▶ [PROBLEM TO WORK ON] Print every line of the listing exactly, please.

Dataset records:
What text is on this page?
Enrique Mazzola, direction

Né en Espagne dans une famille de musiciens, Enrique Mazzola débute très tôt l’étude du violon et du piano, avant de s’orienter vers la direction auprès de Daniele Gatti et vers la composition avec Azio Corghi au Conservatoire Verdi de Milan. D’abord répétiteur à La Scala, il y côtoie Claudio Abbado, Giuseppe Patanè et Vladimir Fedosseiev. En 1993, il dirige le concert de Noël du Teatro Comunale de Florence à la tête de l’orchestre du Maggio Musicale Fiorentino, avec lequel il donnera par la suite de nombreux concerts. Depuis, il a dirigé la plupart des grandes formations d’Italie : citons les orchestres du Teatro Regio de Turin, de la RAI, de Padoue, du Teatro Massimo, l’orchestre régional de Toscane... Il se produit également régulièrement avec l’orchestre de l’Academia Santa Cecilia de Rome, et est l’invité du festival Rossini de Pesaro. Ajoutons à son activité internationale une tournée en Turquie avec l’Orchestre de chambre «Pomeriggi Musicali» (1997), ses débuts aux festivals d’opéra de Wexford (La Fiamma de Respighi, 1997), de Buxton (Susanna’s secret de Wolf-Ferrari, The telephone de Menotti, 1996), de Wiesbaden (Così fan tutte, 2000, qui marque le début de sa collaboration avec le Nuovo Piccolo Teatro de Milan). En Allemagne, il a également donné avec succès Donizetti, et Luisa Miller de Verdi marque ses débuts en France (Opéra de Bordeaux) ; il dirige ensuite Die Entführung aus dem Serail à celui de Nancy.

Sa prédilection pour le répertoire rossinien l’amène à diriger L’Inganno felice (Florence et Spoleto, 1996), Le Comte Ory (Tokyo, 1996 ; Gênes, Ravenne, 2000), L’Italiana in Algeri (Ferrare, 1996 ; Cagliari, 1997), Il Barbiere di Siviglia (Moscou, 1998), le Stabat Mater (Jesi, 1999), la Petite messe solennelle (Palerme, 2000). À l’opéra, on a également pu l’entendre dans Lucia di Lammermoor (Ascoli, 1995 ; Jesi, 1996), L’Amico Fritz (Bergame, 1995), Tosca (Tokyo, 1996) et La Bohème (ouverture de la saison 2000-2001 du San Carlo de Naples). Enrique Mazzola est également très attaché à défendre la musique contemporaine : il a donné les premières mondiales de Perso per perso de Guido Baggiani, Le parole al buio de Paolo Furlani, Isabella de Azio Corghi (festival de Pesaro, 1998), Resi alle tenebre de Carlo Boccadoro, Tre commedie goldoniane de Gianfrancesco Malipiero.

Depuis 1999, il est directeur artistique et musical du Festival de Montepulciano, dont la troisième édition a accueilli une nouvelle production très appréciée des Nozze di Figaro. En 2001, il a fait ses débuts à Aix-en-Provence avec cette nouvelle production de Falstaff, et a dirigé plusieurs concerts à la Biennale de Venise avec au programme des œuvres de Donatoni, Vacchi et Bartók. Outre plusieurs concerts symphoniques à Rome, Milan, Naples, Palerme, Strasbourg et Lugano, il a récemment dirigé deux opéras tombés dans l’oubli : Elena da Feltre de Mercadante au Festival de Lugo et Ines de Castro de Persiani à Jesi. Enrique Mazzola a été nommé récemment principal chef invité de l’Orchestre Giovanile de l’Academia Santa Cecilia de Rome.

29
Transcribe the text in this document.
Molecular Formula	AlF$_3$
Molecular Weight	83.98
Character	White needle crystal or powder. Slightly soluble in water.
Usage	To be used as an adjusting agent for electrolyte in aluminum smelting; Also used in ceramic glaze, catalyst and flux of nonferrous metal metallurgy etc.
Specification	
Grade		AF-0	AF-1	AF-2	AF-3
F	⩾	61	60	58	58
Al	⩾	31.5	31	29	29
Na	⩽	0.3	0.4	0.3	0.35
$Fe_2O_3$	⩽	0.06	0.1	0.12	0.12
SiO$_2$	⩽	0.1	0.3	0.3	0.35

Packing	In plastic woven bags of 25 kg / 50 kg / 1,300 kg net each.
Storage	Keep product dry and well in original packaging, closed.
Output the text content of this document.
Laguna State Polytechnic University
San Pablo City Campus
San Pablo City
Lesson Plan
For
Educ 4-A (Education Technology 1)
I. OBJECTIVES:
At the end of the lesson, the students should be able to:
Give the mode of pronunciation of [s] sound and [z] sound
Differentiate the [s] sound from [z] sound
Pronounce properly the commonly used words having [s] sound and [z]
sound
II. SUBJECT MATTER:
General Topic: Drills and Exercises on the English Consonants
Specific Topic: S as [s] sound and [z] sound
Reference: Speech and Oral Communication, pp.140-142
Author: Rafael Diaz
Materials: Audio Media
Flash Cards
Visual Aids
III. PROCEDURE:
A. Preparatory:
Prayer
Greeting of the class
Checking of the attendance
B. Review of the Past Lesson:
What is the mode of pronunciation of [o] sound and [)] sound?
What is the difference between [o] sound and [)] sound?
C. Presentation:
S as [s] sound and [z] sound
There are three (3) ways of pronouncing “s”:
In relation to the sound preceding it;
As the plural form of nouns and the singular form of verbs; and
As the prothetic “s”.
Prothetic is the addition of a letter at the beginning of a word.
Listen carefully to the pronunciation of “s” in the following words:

▶ [RESPONSE]
What text is on this page?
Enrique Mazzola, direction

Né en Espagne dans une famille de musiciens, Enrique Mazzola débute très tôt l’étude du violon et du piano, avant de s’orienter vers la direction auprès de Daniele Gatti et vers la composition avec Azio Corghi au Conservatoire Verdi de Milan. D’abord répétiteur à La Scala, il y côtoie Claudio Abbado, Giuseppe Patanè et Vladimir Fedosseiev. En 1993, il dirige le concert de Noël du Teatro Comunale de Florence à la tête de l’orchestre du Maggio Musicale Fiorentino, avec lequel il donnera par la suite de nombreux concerts. Depuis, il a dirigé la plupart des grandes formations d’Italie : citons les orchestres du Teatro Regio de Turin, de la RAI, de Padoue, du Teatro Massimo, l’orchestre régional de Toscane... Il se produit également régulièrement avec l’orchestre de l’Academia Santa Cecilia de Rome, et est l’invité du festival Rossini de Pesaro. Ajoutons à son activité internationale une tournée en Turquie avec l’Orchestre de chambre «Pomeriggi Musicali» (1997), ses débuts aux festivals d’opéra de Wexford (La Fiamma de Respighi, 1997), de Buxton (Susanna’s secret de Wolf-Ferrari, The telephone de Menotti, 1996), de Wiesbaden (Così fan tutte, 2000, qui marque le début de sa collaboration avec le Nuovo Piccolo Teatro de Milan). En Allemagne, il a également donné avec succès Donizetti, et Luisa Miller de Verdi marque ses débuts en France (Opéra de Bordeaux) ; il dirige ensuite Die Entführung aus dem Serail à celui de Nancy.

Sa prédilection pour le répertoire rossinien l’amène à diriger L’Inganno felice (Florence et Spoleto, 1996), Le Comte Ory (Tokyo, 1996 ; Gênes, Ravenne, 2000), L’Italiana in Algeri (Ferrare, 1996 ; Cagliari, 1997), Il Barbiere di Siviglia (Moscou, 1998), le Stabat Mater (Jesi, 1999), la Petite messe solennelle (Palerme, 2000). À l’opéra, on a également pu l’entendre dans Lucia di Lammermoor (Ascoli, 1995 ; Jesi, 1996), L’Amico Fritz (Bergame, 1995), Tosca (Tokyo, 1996) et La Bohème (ouverture de la saison 2000-2001 du San Carlo de Naples). Enrique Mazzola est également très attaché à défendre la musique contemporaine : il a donné les premières mondiales de Perso per perso de Guido Baggiani, Le parole al buio de Paolo Furlani, Isabella de Azio Corghi (festival de Pesaro, 1998), Resi alle tenebre de Carlo Boccadoro, Tre commedie goldoniane de Gianfrancesco Malipiero.

Depuis 1999, il est directeur artistique et musical du Festival de Montepulciano, dont la troisième édition a accueilli une nouvelle production très appréciée des Nozze di Figaro. En 2001, il a fait ses débuts à Aix-en-Provence avec cette nouvelle production de Falstaff, et a dirigé plusieurs concerts à la Biennale de Venise avec au programme des œuvres de Donatoni, Vacchi et Bartók. Outre plusieurs concerts symphoniques à Rome, Milan, Naples, Palerme, Strasbourg et Lugano, il a récemment dirigé deux opéras tombés dans l’oubli : Elena da Feltre de Mercadante au Festival de Lugo et Ines de Castro de Persiani à Jesi. Enrique Mazzola a été nommé récemment principal chef invité de l’Orchestre Giovanile de l’Academia Santa Cecilia de Rome.

29
Transcribe the text in this document.
Molecular Formula	AlF$_3$
Molecular Weight	83.98
Character	White needle crystal or powder. Slightly soluble in water.
Usage	To be used as an adjusting agent for electrolyte in aluminum smelting; Also used in ceramic glaze, catalyst and flux of nonferrous metal metallurgy etc.
Specification	
Grade		AF-0	AF-1	AF-2	AF-3
F	⩾	61	60	58	58
Al	⩾	31.5	31	29	29
Na	⩽	0.3	0.4	0.3	0.35
$Fe_2O_3$	⩽	0.06	0.1	0.12	0.12
SiO$_2$	⩽	0.1	0.3	0.3	0.35

Packing	In plastic woven bags of 25 kg / 50 kg / 1,300 kg net each.
Storage	Keep product dry and well in original packaging, closed.
Output the text content of this document.
Laguna State Polytechnic University
San Pablo City Campus
San Pablo City
Lesson Plan
For
Educ 4-A (Education Technology 1)
I. OBJECTIVES:
At the end of the lesson, the students should be able to:
Give the mode of pronunciation of [s] sound and [z] sound
Differentiate the [s] sound from [z] sound
Pronounce properly the commonly used words having [s] sound and [z]
sound
II. SUBJECT MATTER:
General Topic: Drills and Exercises on the English Consonants
Specific Topic: S as [s] sound and [z] sound
Reference: Speech and Oral Communication, pp.140-142
Author: Rafael Diaz
Materials: Audio Media
Flash Cards
Visual Aids
III. PROCEDURE:
A. Preparatory:
Prayer
Greeting of the class
Checking of the attendance
B. Review of the Past Lesson:
What is the mode of pronunciation of [o] sound and [)] sound?
What is the difference between [o] sound and [)] sound?
C. Presentation:
S as [s] sound and [z] sound
There are three (3) ways of pronouncing “s”:
In relation to the sound preceding it;
As the plural form of nouns and the singular form of verbs; and
As the prothetic “s”.
Prothetic is the addition of a letter at the beginning of a word.
Listen carefully to the pronunciation of “s” in the following words:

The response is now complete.